*Requirements*: Each line below must be set down exactly; omit any image you find.

(Collected data entries)
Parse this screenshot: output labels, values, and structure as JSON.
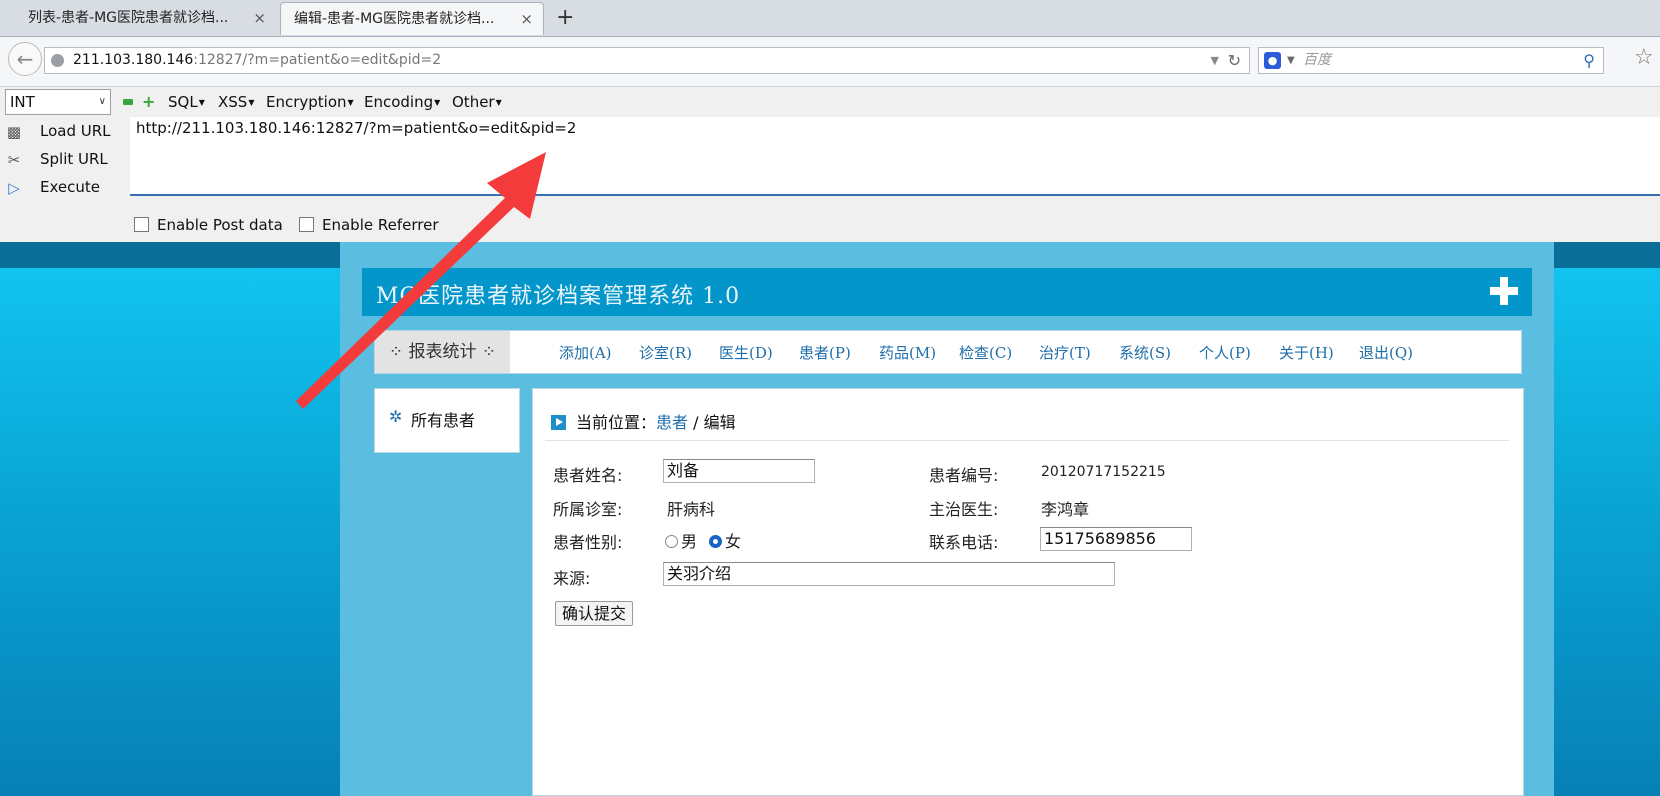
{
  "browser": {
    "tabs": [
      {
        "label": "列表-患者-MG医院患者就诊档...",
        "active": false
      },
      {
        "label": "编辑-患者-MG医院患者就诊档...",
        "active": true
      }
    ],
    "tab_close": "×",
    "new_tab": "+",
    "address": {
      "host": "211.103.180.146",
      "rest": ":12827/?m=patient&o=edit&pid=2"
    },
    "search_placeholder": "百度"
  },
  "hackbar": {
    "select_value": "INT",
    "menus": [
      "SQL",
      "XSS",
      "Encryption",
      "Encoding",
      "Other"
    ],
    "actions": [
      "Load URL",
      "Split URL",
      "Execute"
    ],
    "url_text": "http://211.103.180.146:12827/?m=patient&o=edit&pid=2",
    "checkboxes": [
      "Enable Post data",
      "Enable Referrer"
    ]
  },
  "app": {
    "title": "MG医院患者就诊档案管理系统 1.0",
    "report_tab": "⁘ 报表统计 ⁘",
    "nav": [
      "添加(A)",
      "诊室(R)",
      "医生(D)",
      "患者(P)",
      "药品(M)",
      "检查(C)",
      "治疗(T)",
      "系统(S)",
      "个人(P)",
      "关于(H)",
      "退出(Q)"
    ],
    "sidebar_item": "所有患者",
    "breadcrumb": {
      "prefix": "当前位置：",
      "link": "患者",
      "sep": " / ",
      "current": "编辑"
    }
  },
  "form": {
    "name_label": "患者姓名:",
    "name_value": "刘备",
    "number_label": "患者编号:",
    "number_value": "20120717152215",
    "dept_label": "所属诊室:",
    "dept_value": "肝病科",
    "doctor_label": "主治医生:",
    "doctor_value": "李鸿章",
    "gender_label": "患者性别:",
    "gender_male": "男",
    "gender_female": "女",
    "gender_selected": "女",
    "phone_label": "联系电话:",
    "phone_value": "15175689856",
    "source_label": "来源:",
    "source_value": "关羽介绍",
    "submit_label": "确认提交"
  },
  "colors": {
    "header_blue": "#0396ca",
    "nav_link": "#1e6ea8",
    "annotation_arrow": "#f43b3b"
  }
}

*Solution*:
Parse this screenshot: output labels, values, and structure as JSON.
{
  "browser": {
    "tabs": [
      {
        "label": "列表-患者-MG医院患者就诊档...",
        "active": false
      },
      {
        "label": "编辑-患者-MG医院患者就诊档...",
        "active": true
      }
    ],
    "tab_close": "×",
    "new_tab": "+",
    "address": {
      "host": "211.103.180.146",
      "rest": ":12827/?m=patient&o=edit&pid=2"
    },
    "search_placeholder": "百度"
  },
  "hackbar": {
    "select_value": "INT",
    "menus": [
      "SQL",
      "XSS",
      "Encryption",
      "Encoding",
      "Other"
    ],
    "actions": [
      "Load URL",
      "Split URL",
      "Execute"
    ],
    "url_text": "http://211.103.180.146:12827/?m=patient&o=edit&pid=2",
    "checkboxes": [
      "Enable Post data",
      "Enable Referrer"
    ]
  },
  "app": {
    "title": "MG医院患者就诊档案管理系统 1.0",
    "report_tab": "⁘ 报表统计 ⁘",
    "nav": [
      "添加(A)",
      "诊室(R)",
      "医生(D)",
      "患者(P)",
      "药品(M)",
      "检查(C)",
      "治疗(T)",
      "系统(S)",
      "个人(P)",
      "关于(H)",
      "退出(Q)"
    ],
    "sidebar_item": "所有患者",
    "breadcrumb": {
      "prefix": "当前位置：",
      "link": "患者",
      "sep": " / ",
      "current": "编辑"
    }
  },
  "form": {
    "name_label": "患者姓名:",
    "name_value": "刘备",
    "number_label": "患者编号:",
    "number_value": "20120717152215",
    "dept_label": "所属诊室:",
    "dept_value": "肝病科",
    "doctor_label": "主治医生:",
    "doctor_value": "李鸿章",
    "gender_label": "患者性别:",
    "gender_male": "男",
    "gender_female": "女",
    "gender_selected": "女",
    "phone_label": "联系电话:",
    "phone_value": "15175689856",
    "source_label": "来源:",
    "source_value": "关羽介绍",
    "submit_label": "确认提交"
  },
  "colors": {
    "header_blue": "#0396ca",
    "nav_link": "#1e6ea8",
    "annotation_arrow": "#f43b3b"
  }
}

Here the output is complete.